Home > News > Regional
Sunday March 30, 2014 MYT 12:00:00 AM
Sunday March 30, 2014 MYT 8:57:30 AM
by the jakarta post
Move shows political parties rely on personal appeal of their lawmaker candidates instead of on their collective performances.
JAKARTA: Having struggled with the absence of a reliable cadre recruitment system and an emotional attachment to the public, many political parties have chosen to rely on instant efforts to win a chunk of the 186 million voters in the upcoming legislative election, including by exploiting the charm of celebrities and public figures.
The Jakarta Post learned that at least 75 out of 6,607 lawmaker candidates vying to win one of 560 House of Representatives seats are public figures from backgrounds including acting, modelling, singing, athletics, comedy and television.

Data excerpt ::
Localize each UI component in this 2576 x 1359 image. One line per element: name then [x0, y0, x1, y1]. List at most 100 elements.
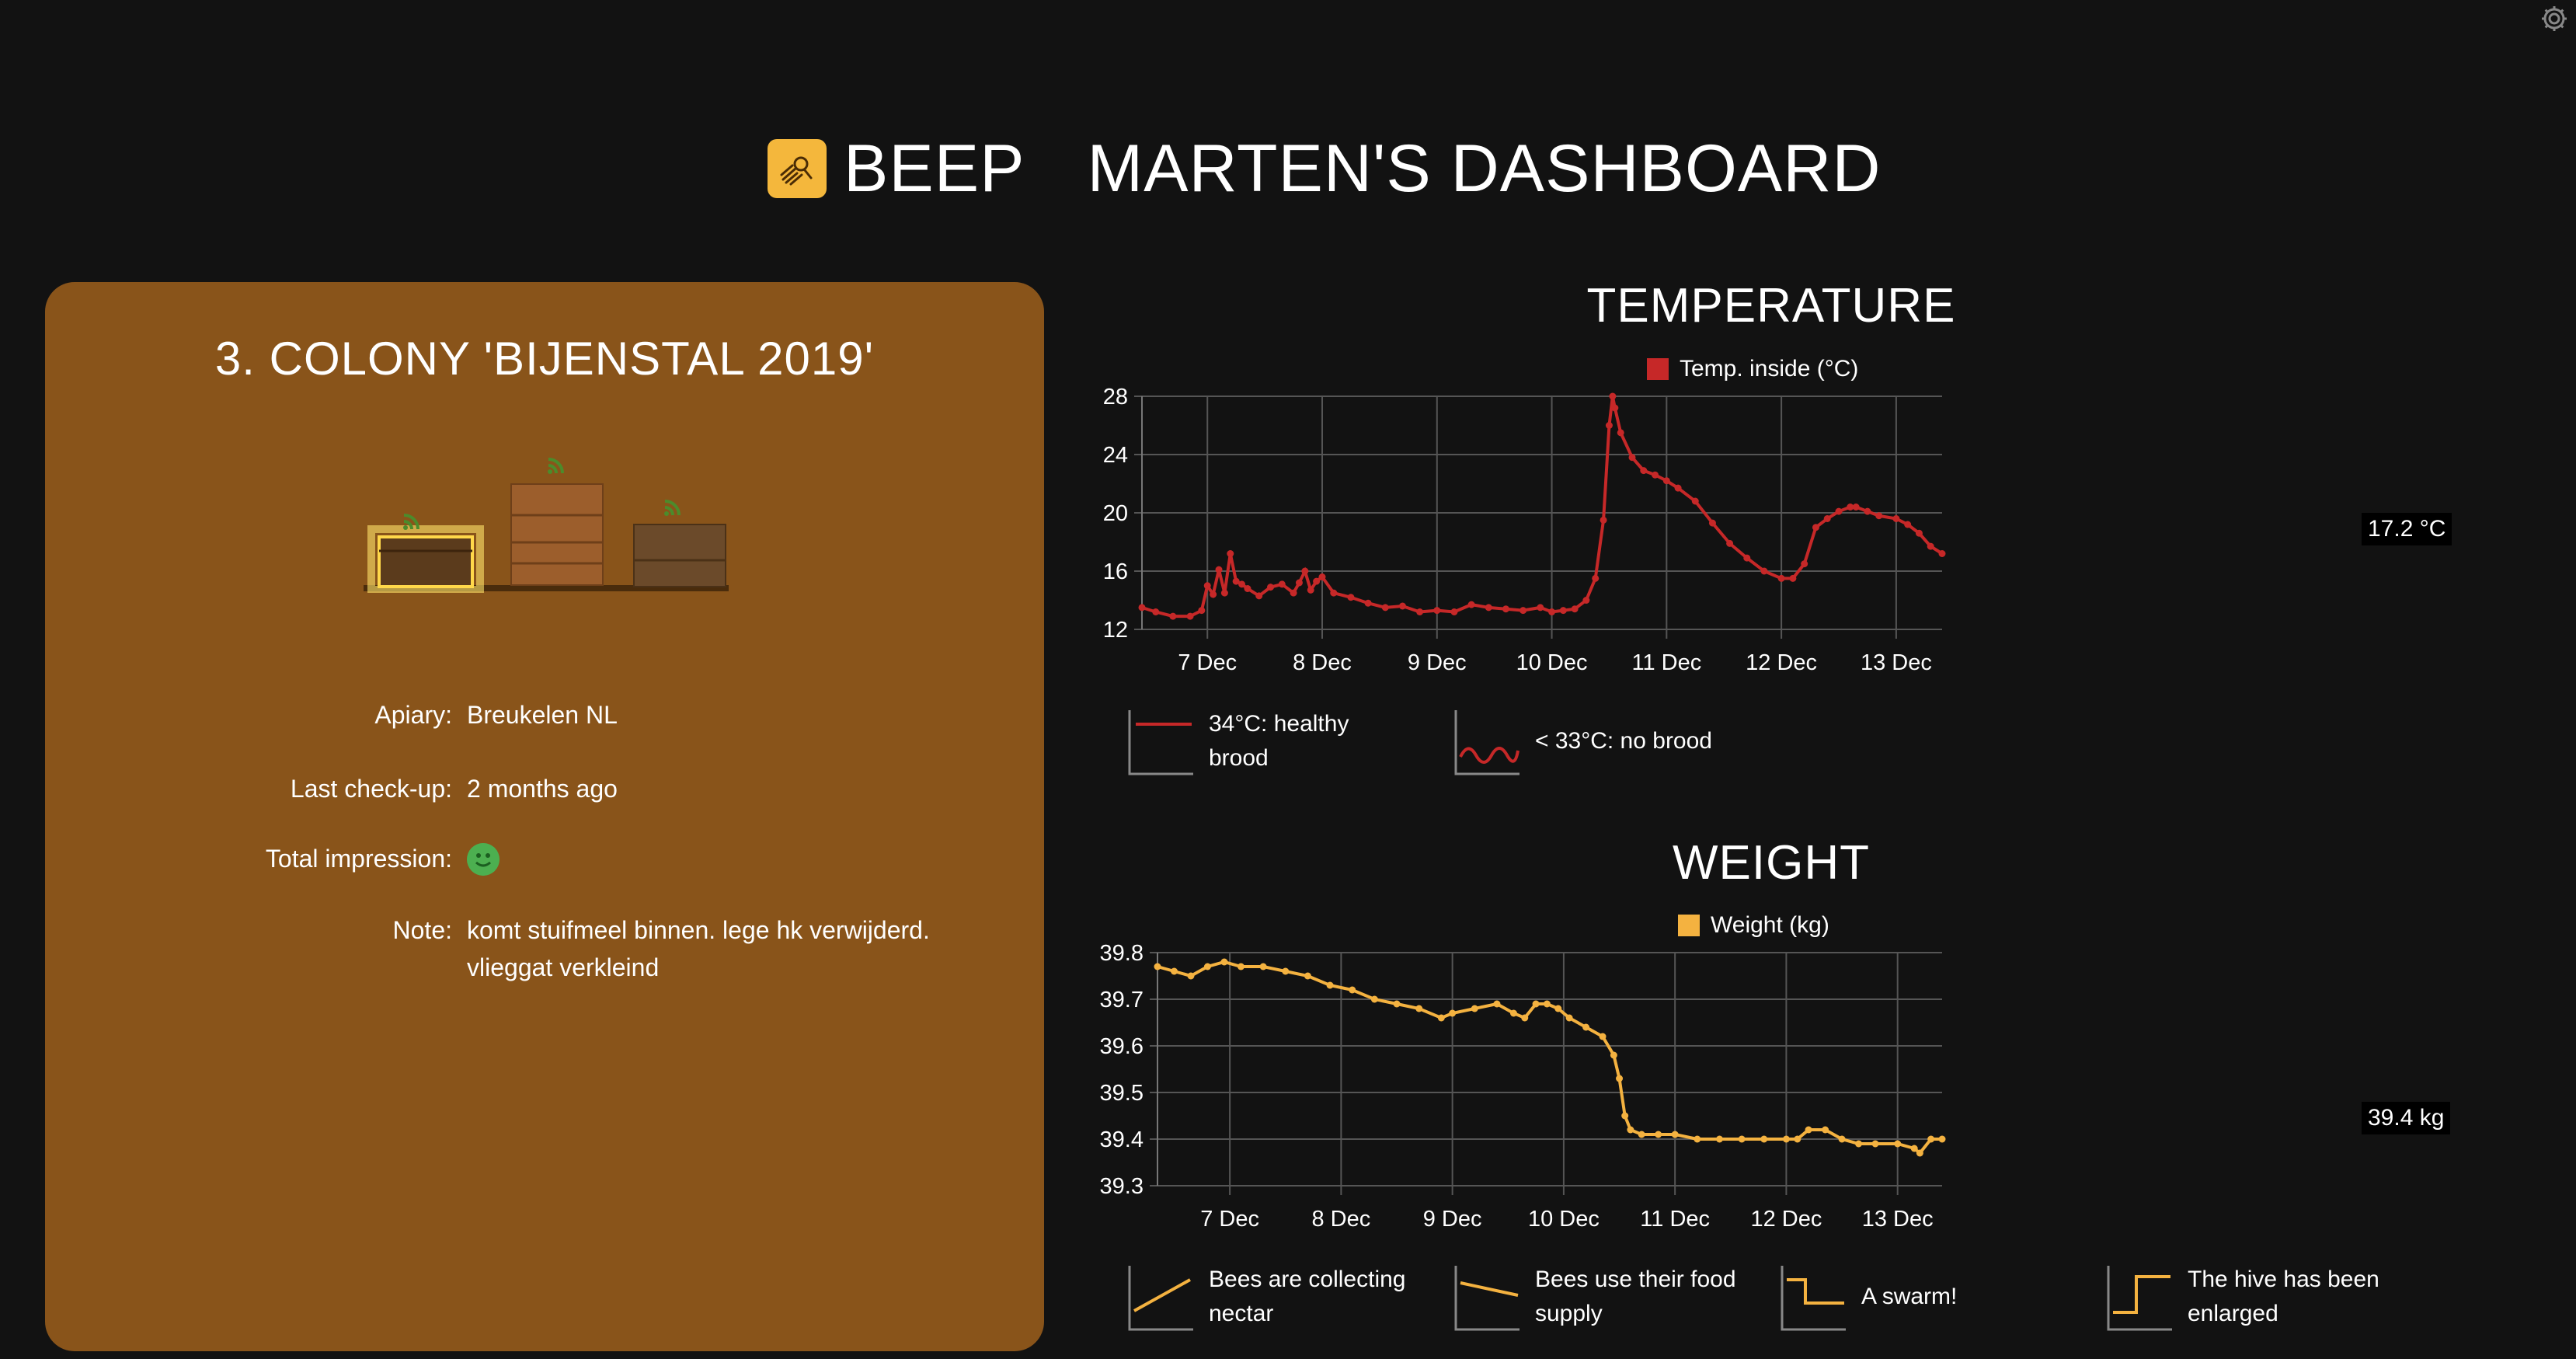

What is required :: Carry on the article about Indonesian parties fielding celebrity candidates, picking up after its final sentence. The material above is unrelated to the article on celebrity candidates.

Exercise output ::
From 12 national political parties competing in the April 9 general election, the National Mandate Party (PAN) has nominated the most public figures, at least 15, including actor Primus Yustisio and comedian Eko “Patrio” Hendro Purnomo. Both are incumbent lawmakers.
Three parties – the Nasdem Party, the National Awakening Party (PKB) and the Gerindra Party – have also each nominated a dozen public figures or more.
Only the Prosperous Justice Party (PKS) and the Crescent Star Party (PBB) – both Muslim-based parties – have no celebrities in their list of legislator candidates.
Award-winning TV presenter Charles Bonar Sirait, who is running as a Golkar Party candidate for the first Jakarta electoral district covering East Jakarta, admitted that being a celebrity had given him an advantage in the election race.
“With so many candidates competing in one electoral district, people tend to cast their votes for someone they are familiar with, including public figures who have made many media appearances a long time before the election,” the 42-year-old father of two told the Post recently.
Actress Helmalia Putri, 31, said her experience in the entertainment industry had helped her easily get public recognition even when she was running an election campaign in the Riau Islands.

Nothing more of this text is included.